----- Dataset records -----
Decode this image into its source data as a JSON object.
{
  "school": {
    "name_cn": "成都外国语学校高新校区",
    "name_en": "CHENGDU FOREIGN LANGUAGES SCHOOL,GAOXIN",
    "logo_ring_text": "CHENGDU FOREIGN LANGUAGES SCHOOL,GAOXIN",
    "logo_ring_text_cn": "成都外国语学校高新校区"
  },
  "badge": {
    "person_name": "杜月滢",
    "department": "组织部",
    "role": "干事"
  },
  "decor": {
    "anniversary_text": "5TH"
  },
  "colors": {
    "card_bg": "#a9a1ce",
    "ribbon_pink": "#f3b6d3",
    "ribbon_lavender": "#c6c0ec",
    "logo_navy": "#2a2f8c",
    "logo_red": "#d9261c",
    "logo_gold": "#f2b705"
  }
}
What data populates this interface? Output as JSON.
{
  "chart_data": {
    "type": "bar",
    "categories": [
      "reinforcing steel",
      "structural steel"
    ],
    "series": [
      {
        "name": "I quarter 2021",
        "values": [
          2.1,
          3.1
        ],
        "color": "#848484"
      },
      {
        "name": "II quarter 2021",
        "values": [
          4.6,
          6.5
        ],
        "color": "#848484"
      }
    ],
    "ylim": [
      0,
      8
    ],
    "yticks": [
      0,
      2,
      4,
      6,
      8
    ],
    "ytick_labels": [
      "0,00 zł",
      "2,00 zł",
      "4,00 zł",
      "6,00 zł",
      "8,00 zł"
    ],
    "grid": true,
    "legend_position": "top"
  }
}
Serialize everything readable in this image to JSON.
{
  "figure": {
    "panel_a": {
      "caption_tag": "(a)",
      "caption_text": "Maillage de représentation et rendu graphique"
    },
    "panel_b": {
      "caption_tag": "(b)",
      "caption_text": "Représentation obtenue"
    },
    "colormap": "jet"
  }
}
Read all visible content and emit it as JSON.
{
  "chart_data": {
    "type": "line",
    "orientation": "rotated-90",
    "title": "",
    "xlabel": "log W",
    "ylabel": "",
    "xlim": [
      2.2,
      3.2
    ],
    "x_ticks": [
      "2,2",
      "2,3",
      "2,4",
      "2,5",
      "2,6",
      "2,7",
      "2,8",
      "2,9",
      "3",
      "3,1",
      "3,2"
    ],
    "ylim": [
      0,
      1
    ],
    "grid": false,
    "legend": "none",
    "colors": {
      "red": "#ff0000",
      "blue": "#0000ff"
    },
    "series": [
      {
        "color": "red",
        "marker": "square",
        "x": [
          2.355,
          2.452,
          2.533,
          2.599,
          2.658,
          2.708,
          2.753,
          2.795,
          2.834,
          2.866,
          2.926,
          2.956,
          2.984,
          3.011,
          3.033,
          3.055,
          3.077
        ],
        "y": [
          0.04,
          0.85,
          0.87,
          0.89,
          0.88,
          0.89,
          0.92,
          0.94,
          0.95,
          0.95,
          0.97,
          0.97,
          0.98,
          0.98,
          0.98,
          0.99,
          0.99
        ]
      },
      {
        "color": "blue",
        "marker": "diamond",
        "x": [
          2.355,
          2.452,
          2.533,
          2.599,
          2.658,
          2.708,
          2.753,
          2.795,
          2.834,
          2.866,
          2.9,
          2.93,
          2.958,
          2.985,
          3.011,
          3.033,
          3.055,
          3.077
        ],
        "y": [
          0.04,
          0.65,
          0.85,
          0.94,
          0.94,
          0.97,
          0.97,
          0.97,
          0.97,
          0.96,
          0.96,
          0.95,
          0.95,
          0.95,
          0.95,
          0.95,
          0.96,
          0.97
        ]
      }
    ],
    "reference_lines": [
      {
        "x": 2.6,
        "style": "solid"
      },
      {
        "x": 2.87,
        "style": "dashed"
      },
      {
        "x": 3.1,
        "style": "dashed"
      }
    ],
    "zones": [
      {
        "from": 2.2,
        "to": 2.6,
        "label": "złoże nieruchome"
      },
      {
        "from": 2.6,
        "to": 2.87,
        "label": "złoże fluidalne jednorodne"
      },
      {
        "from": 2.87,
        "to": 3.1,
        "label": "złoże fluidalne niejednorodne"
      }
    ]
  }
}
-----
-- What you will do --
Where a line contains "CHENGDU", copy that line.

-- Answer below --
    "name_en": "CHENGDU FOREIGN LANGUAGES SCHOOL,GAOXIN",
    "logo_ring_text": "CHENGDU FOREIGN LANGUAGES SCHOOL,GAOXIN",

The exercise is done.